**REQUIREMENTS**
Your task is to restate the data word for word.

**DATA LISTING**

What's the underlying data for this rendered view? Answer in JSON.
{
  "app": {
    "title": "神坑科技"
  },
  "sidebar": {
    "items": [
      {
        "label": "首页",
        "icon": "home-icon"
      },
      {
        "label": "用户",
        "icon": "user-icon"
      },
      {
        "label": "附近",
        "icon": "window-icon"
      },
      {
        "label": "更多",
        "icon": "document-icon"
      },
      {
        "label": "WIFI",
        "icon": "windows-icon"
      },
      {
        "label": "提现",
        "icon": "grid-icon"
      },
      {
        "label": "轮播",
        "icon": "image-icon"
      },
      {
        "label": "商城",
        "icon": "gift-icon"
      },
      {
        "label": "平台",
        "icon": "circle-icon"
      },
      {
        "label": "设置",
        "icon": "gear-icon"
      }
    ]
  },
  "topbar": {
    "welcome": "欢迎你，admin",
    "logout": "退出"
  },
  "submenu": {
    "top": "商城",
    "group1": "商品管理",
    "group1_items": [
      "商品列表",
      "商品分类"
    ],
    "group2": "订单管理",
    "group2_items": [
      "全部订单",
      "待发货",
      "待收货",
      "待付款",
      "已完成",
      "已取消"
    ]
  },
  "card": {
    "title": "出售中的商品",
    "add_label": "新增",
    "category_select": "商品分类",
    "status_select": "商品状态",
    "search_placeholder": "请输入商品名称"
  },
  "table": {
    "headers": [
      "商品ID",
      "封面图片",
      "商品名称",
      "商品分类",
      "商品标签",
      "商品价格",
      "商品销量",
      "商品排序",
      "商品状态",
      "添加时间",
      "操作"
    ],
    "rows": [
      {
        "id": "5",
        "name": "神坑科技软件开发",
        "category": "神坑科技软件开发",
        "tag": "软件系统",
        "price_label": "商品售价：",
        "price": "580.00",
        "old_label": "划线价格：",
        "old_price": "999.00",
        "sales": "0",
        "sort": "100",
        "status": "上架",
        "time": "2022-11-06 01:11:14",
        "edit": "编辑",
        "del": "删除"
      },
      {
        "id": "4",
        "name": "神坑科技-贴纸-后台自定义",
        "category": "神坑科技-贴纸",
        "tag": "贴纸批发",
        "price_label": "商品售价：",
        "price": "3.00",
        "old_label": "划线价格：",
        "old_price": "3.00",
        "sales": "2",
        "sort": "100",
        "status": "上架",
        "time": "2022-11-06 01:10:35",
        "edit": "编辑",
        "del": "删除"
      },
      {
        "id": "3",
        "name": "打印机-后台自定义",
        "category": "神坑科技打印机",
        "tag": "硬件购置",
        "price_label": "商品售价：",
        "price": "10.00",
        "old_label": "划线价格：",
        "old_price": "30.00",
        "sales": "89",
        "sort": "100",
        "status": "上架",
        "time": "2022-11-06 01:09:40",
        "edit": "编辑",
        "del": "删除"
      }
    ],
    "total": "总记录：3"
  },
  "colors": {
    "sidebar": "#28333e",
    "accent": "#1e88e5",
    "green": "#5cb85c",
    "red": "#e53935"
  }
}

**SOLUTION TO THE EXERCISE**
What's the underlying data for this rendered view? Answer in JSON.
{
  "app": {
    "title": "神坑科技"
  },
  "sidebar": {
    "items": [
      {
        "label": "首页",
        "icon": "home-icon"
      },
      {
        "label": "用户",
        "icon": "user-icon"
      },
      {
        "label": "附近",
        "icon": "window-icon"
      },
      {
        "label": "更多",
        "icon": "document-icon"
      },
      {
        "label": "WIFI",
        "icon": "windows-icon"
      },
      {
        "label": "提现",
        "icon": "grid-icon"
      },
      {
        "label": "轮播",
        "icon": "image-icon"
      },
      {
        "label": "商城",
        "icon": "gift-icon"
      },
      {
        "label": "平台",
        "icon": "circle-icon"
      },
      {
        "label": "设置",
        "icon": "gear-icon"
      }
    ]
  },
  "topbar": {
    "welcome": "欢迎你，admin",
    "logout": "退出"
  },
  "submenu": {
    "top": "商城",
    "group1": "商品管理",
    "group1_items": [
      "商品列表",
      "商品分类"
    ],
    "group2": "订单管理",
    "group2_items": [
      "全部订单",
      "待发货",
      "待收货",
      "待付款",
      "已完成",
      "已取消"
    ]
  },
  "card": {
    "title": "出售中的商品",
    "add_label": "新增",
    "category_select": "商品分类",
    "status_select": "商品状态",
    "search_placeholder": "请输入商品名称"
  },
  "table": {
    "headers": [
      "商品ID",
      "封面图片",
      "商品名称",
      "商品分类",
      "商品标签",
      "商品价格",
      "商品销量",
      "商品排序",
      "商品状态",
      "添加时间",
      "操作"
    ],
    "rows": [
      {
        "id": "5",
        "name": "神坑科技软件开发",
        "category": "神坑科技软件开发",
        "tag": "软件系统",
        "price_label": "商品售价：",
        "price": "580.00",
        "old_label": "划线价格：",
        "old_price": "999.00",
        "sales": "0",
        "sort": "100",
        "status": "上架",
        "time": "2022-11-06 01:11:14",
        "edit": "编辑",
        "del": "删除"
      },
      {
        "id": "4",
        "name": "神坑科技-贴纸-后台自定义",
        "category": "神坑科技-贴纸",
        "tag": "贴纸批发",
        "price_label": "商品售价：",
        "price": "3.00",
        "old_label": "划线价格：",
        "old_price": "3.00",
        "sales": "2",
        "sort": "100",
        "status": "上架",
        "time": "2022-11-06 01:10:35",
        "edit": "编辑",
        "del": "删除"
      },
      {
        "id": "3",
        "name": "打印机-后台自定义",
        "category": "神坑科技打印机",
        "tag": "硬件购置",
        "price_label": "商品售价：",
        "price": "10.00",
        "old_label": "划线价格：",
        "old_price": "30.00",
        "sales": "89",
        "sort": "100",
        "status": "上架",
        "time": "2022-11-06 01:09:40",
        "edit": "编辑",
        "del": "删除"
      }
    ],
    "total": "总记录：3"
  },
  "colors": {
    "sidebar": "#28333e",
    "accent": "#1e88e5",
    "green": "#5cb85c",
    "red": "#e53935"
  }
}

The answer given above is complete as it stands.